* DATA FOR THIS TASK *
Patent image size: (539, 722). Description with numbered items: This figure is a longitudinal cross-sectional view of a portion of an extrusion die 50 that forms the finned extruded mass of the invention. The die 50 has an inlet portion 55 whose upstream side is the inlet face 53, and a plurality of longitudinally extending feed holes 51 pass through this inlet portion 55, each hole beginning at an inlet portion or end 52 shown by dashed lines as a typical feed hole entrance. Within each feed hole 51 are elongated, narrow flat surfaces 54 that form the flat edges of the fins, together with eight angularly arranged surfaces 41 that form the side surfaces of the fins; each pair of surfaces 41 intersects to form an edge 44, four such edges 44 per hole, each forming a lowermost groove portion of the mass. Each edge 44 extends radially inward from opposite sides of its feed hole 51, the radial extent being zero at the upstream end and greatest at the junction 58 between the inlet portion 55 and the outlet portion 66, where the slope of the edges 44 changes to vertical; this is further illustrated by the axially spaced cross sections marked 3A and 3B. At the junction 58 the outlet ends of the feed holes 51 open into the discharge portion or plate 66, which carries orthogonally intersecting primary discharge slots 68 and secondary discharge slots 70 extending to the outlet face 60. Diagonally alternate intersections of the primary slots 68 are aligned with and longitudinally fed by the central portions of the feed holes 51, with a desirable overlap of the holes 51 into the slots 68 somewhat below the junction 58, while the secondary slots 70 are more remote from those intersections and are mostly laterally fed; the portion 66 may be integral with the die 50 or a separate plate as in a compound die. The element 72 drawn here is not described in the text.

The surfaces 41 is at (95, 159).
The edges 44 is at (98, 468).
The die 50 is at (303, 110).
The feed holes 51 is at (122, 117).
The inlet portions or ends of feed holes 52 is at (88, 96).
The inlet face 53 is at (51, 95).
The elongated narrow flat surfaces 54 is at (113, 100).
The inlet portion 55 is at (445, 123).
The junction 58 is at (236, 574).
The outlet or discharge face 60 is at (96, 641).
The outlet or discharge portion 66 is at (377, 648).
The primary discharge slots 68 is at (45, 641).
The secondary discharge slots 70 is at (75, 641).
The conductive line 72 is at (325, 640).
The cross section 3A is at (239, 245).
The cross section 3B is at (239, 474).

* WORK TO DO *
Write out all of the rows above word for word.

* TASK RESULT *
Patent image size: (539, 722). Description with numbered items: This figure is a longitudinal cross-sectional view of a portion of an extrusion die 50 that forms the finned extruded mass of the invention. The die 50 has an inlet portion 55 whose upstream side is the inlet face 53, and a plurality of longitudinally extending feed holes 51 pass through this inlet portion 55, each hole beginning at an inlet portion or end 52 shown by dashed lines as a typical feed hole entrance. Within each feed hole 51 are elongated, narrow flat surfaces 54 that form the flat edges of the fins, together with eight angularly arranged surfaces 41 that form the side surfaces of the fins; each pair of surfaces 41 intersects to form an edge 44, four such edges 44 per hole, each forming a lowermost groove portion of the mass. Each edge 44 extends radially inward from opposite sides of its feed hole 51, the radial extent being zero at the upstream end and greatest at the junction 58 between the inlet portion 55 and the outlet portion 66, where the slope of the edges 44 changes to vertical; this is further illustrated by the axially spaced cross sections marked 3A and 3B. At the junction 58 the outlet ends of the feed holes 51 open into the discharge portion or plate 66, which carries orthogonally intersecting primary discharge slots 68 and secondary discharge slots 70 extending to the outlet face 60. Diagonally alternate intersections of the primary slots 68 are aligned with and longitudinally fed by the central portions of the feed holes 51, with a desirable overlap of the holes 51 into the slots 68 somewhat below the junction 58, while the secondary slots 70 are more remote from those intersections and are mostly laterally fed; the portion 66 may be integral with the die 50 or a separate plate as in a compound die. The element 72 drawn here is not described in the text.

The surfaces 41 is at (95, 159).
The edges 44 is at (98, 468).
The die 50 is at (303, 110).
The feed holes 51 is at (122, 117).
The inlet portions or ends of feed holes 52 is at (88, 96).
The inlet face 53 is at (51, 95).
The elongated narrow flat surfaces 54 is at (113, 100).
The inlet portion 55 is at (445, 123).
The junction 58 is at (236, 574).
The outlet or discharge face 60 is at (96, 641).
The outlet or discharge portion 66 is at (377, 648).
The primary discharge slots 68 is at (45, 641).
The secondary discharge slots 70 is at (75, 641).
The conductive line 72 is at (325, 640).
The cross section 3A is at (239, 245).
The cross section 3B is at (239, 474).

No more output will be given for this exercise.